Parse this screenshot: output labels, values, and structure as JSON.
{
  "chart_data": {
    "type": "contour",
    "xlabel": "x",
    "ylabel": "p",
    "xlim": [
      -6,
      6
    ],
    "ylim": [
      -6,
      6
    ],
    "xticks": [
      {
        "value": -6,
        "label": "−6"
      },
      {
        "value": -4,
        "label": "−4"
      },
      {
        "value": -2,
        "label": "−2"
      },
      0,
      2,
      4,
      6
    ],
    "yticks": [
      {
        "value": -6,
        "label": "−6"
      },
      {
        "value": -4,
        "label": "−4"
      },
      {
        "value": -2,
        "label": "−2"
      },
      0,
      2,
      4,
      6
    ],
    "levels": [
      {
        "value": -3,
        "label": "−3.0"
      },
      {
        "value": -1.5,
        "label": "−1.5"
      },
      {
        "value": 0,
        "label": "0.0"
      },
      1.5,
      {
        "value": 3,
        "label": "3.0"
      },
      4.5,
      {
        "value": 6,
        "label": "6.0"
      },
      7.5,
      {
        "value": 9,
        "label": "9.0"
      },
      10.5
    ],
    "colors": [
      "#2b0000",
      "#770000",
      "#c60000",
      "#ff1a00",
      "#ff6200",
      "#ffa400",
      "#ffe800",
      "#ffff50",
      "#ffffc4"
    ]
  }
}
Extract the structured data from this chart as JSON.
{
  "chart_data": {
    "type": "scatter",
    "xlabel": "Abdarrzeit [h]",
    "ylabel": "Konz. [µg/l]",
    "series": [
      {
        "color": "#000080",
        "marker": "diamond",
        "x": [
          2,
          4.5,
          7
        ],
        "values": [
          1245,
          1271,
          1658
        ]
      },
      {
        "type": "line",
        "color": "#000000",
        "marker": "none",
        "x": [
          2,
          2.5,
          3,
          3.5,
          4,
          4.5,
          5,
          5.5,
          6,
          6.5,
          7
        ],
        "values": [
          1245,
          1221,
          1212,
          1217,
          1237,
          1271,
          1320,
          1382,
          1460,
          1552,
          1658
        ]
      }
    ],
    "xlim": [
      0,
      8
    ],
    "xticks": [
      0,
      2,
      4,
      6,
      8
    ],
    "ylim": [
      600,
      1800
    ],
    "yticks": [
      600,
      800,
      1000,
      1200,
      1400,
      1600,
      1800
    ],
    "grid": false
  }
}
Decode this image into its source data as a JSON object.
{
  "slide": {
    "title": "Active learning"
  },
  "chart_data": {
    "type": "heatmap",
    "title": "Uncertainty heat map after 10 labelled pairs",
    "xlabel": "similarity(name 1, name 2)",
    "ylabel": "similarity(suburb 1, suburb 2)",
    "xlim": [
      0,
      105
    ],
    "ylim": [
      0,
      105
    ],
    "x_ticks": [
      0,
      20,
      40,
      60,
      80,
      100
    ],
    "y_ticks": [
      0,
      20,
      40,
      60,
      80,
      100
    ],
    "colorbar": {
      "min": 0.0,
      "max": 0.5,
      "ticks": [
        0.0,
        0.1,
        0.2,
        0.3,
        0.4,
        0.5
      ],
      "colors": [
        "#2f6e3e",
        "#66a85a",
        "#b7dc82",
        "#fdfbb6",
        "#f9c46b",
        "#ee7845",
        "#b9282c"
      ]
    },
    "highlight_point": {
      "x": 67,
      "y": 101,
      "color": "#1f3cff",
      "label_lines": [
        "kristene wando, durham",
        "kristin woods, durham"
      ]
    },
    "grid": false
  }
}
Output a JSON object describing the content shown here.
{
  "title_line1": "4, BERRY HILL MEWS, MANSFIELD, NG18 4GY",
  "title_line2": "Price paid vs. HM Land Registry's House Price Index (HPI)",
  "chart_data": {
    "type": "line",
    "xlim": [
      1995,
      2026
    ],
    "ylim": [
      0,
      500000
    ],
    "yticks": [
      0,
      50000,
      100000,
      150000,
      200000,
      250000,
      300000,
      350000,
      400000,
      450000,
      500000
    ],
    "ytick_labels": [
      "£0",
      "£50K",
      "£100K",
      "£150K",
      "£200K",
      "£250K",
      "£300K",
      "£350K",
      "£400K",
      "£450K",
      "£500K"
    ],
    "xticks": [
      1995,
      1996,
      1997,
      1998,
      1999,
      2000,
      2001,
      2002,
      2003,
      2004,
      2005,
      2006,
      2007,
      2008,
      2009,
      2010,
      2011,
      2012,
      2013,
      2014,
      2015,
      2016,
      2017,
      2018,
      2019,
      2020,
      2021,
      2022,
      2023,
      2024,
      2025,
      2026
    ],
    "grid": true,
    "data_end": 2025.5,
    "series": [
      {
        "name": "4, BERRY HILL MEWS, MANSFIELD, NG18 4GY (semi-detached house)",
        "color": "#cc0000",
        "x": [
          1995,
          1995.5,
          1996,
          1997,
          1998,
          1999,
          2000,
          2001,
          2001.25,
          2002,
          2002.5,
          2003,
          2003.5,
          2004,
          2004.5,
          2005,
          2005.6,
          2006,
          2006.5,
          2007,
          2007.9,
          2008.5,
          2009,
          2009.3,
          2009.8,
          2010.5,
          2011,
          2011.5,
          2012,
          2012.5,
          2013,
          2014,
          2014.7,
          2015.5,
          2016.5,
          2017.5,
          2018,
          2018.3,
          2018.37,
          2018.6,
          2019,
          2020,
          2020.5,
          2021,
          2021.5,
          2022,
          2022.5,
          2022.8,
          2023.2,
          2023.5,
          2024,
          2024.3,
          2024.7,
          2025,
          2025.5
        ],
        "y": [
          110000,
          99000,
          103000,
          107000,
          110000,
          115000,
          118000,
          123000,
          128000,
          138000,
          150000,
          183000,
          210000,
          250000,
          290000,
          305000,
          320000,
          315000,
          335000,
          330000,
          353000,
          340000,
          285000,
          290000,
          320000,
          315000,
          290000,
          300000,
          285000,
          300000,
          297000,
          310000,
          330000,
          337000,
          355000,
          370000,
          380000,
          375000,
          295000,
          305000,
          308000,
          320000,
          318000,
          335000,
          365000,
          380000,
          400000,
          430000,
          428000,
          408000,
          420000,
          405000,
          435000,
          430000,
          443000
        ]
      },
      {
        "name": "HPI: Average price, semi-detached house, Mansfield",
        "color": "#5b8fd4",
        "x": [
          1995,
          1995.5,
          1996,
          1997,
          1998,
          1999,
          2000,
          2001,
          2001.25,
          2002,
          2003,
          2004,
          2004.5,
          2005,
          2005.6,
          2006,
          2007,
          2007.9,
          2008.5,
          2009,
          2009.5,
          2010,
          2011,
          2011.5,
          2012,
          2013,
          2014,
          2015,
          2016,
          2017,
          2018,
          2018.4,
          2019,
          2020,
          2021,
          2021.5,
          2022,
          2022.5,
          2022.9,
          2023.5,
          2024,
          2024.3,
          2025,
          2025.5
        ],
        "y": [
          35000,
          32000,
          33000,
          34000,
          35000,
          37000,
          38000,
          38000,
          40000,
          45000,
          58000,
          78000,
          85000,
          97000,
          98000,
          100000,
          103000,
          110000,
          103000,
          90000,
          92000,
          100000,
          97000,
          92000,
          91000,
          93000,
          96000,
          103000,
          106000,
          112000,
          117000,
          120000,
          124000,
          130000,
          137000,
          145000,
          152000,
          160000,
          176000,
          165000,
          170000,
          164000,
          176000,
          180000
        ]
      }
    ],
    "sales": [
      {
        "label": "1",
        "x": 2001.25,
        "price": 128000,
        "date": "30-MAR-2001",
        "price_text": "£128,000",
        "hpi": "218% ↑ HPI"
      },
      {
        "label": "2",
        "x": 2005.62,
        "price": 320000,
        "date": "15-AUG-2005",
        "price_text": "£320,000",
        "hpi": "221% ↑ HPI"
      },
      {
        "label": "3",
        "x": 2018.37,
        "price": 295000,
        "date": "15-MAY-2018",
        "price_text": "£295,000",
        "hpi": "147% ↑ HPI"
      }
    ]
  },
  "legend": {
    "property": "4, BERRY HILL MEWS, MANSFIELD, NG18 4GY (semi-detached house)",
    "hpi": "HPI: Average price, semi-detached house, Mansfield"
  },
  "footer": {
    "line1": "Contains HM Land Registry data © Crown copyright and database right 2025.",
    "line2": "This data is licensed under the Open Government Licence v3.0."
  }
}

• **Required work**:
For the data above, state how many lines contain "detached"; the number is the whole answer.

• **Solution to this exercise**:
4